# Data excerpts:
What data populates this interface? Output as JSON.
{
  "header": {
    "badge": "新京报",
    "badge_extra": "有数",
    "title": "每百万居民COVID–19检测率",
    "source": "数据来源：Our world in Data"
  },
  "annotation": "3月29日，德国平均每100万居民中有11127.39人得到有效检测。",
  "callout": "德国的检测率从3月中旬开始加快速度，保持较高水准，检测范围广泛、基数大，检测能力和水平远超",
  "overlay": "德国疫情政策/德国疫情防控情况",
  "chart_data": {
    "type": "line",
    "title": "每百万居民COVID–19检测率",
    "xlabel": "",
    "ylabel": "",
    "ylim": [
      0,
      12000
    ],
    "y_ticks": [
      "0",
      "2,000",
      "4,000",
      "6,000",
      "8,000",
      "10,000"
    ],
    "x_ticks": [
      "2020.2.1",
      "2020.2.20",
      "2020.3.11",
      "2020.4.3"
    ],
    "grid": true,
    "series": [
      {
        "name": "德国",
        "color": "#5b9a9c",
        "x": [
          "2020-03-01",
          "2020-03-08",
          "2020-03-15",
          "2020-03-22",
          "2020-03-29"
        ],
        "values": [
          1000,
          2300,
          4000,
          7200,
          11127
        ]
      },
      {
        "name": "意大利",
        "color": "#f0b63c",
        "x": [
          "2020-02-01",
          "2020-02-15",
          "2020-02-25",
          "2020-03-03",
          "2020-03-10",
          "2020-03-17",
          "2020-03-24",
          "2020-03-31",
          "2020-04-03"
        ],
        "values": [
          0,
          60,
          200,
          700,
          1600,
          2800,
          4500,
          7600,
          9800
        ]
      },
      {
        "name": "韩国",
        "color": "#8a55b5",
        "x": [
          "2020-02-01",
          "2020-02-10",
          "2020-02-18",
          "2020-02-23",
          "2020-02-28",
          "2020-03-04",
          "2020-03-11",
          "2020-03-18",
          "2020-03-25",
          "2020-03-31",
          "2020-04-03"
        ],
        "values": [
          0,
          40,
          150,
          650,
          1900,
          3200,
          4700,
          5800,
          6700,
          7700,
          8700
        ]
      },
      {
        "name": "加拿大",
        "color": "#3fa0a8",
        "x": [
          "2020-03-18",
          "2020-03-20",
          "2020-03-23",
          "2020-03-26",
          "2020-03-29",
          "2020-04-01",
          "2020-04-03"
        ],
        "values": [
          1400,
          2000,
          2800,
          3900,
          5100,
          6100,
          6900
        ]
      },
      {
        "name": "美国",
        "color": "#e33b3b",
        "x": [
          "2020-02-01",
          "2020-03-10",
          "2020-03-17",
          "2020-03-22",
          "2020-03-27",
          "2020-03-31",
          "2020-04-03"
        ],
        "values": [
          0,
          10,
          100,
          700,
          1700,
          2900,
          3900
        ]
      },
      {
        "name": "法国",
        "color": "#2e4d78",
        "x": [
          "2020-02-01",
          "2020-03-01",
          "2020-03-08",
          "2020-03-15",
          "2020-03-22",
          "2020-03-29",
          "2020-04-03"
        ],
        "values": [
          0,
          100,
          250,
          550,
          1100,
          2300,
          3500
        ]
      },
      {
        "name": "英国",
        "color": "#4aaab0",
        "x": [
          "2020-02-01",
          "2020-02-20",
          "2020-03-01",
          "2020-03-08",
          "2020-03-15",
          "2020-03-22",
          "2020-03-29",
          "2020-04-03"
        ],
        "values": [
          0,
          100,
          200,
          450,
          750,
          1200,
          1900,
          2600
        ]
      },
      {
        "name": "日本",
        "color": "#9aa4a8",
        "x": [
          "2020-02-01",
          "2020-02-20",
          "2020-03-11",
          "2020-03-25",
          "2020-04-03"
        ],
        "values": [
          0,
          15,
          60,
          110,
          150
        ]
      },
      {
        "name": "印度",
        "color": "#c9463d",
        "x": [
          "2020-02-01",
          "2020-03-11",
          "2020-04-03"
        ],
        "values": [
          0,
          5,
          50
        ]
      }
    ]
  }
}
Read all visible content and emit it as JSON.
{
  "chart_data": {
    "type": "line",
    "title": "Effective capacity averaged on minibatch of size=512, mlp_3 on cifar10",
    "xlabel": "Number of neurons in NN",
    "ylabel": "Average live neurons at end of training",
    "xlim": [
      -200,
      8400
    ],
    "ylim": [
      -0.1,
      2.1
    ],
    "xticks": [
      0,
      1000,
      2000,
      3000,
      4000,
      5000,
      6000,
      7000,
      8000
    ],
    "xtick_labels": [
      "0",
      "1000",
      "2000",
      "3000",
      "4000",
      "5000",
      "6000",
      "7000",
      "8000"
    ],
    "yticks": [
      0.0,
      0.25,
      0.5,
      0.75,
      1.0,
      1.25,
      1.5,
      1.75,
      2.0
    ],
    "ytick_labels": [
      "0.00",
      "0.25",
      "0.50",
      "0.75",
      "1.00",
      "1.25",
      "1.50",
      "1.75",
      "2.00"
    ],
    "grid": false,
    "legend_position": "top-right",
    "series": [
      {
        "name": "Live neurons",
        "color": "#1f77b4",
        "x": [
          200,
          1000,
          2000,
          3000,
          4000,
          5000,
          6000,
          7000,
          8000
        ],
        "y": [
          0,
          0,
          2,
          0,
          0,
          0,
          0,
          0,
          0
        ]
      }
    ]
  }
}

# Job:
Retype the whole listing, matching it exactly.

# Finished answer:
What data populates this interface? Output as JSON.
{
  "header": {
    "badge": "新京报",
    "badge_extra": "有数",
    "title": "每百万居民COVID–19检测率",
    "source": "数据来源：Our world in Data"
  },
  "annotation": "3月29日，德国平均每100万居民中有11127.39人得到有效检测。",
  "callout": "德国的检测率从3月中旬开始加快速度，保持较高水准，检测范围广泛、基数大，检测能力和水平远超",
  "overlay": "德国疫情政策/德国疫情防控情况",
  "chart_data": {
    "type": "line",
    "title": "每百万居民COVID–19检测率",
    "xlabel": "",
    "ylabel": "",
    "ylim": [
      0,
      12000
    ],
    "y_ticks": [
      "0",
      "2,000",
      "4,000",
      "6,000",
      "8,000",
      "10,000"
    ],
    "x_ticks": [
      "2020.2.1",
      "2020.2.20",
      "2020.3.11",
      "2020.4.3"
    ],
    "grid": true,
    "series": [
      {
        "name": "德国",
        "color": "#5b9a9c",
        "x": [
          "2020-03-01",
          "2020-03-08",
          "2020-03-15",
          "2020-03-22",
          "2020-03-29"
        ],
        "values": [
          1000,
          2300,
          4000,
          7200,
          11127
        ]
      },
      {
        "name": "意大利",
        "color": "#f0b63c",
        "x": [
          "2020-02-01",
          "2020-02-15",
          "2020-02-25",
          "2020-03-03",
          "2020-03-10",
          "2020-03-17",
          "2020-03-24",
          "2020-03-31",
          "2020-04-03"
        ],
        "values": [
          0,
          60,
          200,
          700,
          1600,
          2800,
          4500,
          7600,
          9800
        ]
      },
      {
        "name": "韩国",
        "color": "#8a55b5",
        "x": [
          "2020-02-01",
          "2020-02-10",
          "2020-02-18",
          "2020-02-23",
          "2020-02-28",
          "2020-03-04",
          "2020-03-11",
          "2020-03-18",
          "2020-03-25",
          "2020-03-31",
          "2020-04-03"
        ],
        "values": [
          0,
          40,
          150,
          650,
          1900,
          3200,
          4700,
          5800,
          6700,
          7700,
          8700
        ]
      },
      {
        "name": "加拿大",
        "color": "#3fa0a8",
        "x": [
          "2020-03-18",
          "2020-03-20",
          "2020-03-23",
          "2020-03-26",
          "2020-03-29",
          "2020-04-01",
          "2020-04-03"
        ],
        "values": [
          1400,
          2000,
          2800,
          3900,
          5100,
          6100,
          6900
        ]
      },
      {
        "name": "美国",
        "color": "#e33b3b",
        "x": [
          "2020-02-01",
          "2020-03-10",
          "2020-03-17",
          "2020-03-22",
          "2020-03-27",
          "2020-03-31",
          "2020-04-03"
        ],
        "values": [
          0,
          10,
          100,
          700,
          1700,
          2900,
          3900
        ]
      },
      {
        "name": "法国",
        "color": "#2e4d78",
        "x": [
          "2020-02-01",
          "2020-03-01",
          "2020-03-08",
          "2020-03-15",
          "2020-03-22",
          "2020-03-29",
          "2020-04-03"
        ],
        "values": [
          0,
          100,
          250,
          550,
          1100,
          2300,
          3500
        ]
      },
      {
        "name": "英国",
        "color": "#4aaab0",
        "x": [
          "2020-02-01",
          "2020-02-20",
          "2020-03-01",
          "2020-03-08",
          "2020-03-15",
          "2020-03-22",
          "2020-03-29",
          "2020-04-03"
        ],
        "values": [
          0,
          100,
          200,
          450,
          750,
          1200,
          1900,
          2600
        ]
      },
      {
        "name": "日本",
        "color": "#9aa4a8",
        "x": [
          "2020-02-01",
          "2020-02-20",
          "2020-03-11",
          "2020-03-25",
          "2020-04-03"
        ],
        "values": [
          0,
          15,
          60,
          110,
          150
        ]
      },
      {
        "name": "印度",
        "color": "#c9463d",
        "x": [
          "2020-02-01",
          "2020-03-11",
          "2020-04-03"
        ],
        "values": [
          0,
          5,
          50
        ]
      }
    ]
  }
}
Read all visible content and emit it as JSON.
{
  "chart_data": {
    "type": "line",
    "title": "Effective capacity averaged on minibatch of size=512, mlp_3 on cifar10",
    "xlabel": "Number of neurons in NN",
    "ylabel": "Average live neurons at end of training",
    "xlim": [
      -200,
      8400
    ],
    "ylim": [
      -0.1,
      2.1
    ],
    "xticks": [
      0,
      1000,
      2000,
      3000,
      4000,
      5000,
      6000,
      7000,
      8000
    ],
    "xtick_labels": [
      "0",
      "1000",
      "2000",
      "3000",
      "4000",
      "5000",
      "6000",
      "7000",
      "8000"
    ],
    "yticks": [
      0.0,
      0.25,
      0.5,
      0.75,
      1.0,
      1.25,
      1.5,
      1.75,
      2.0
    ],
    "ytick_labels": [
      "0.00",
      "0.25",
      "0.50",
      "0.75",
      "1.00",
      "1.25",
      "1.50",
      "1.75",
      "2.00"
    ],
    "grid": false,
    "legend_position": "top-right",
    "series": [
      {
        "name": "Live neurons",
        "color": "#1f77b4",
        "x": [
          200,
          1000,
          2000,
          3000,
          4000,
          5000,
          6000,
          7000,
          8000
        ],
        "y": [
          0,
          0,
          2,
          0,
          0,
          0,
          0,
          0,
          0
        ]
      }
    ]
  }
}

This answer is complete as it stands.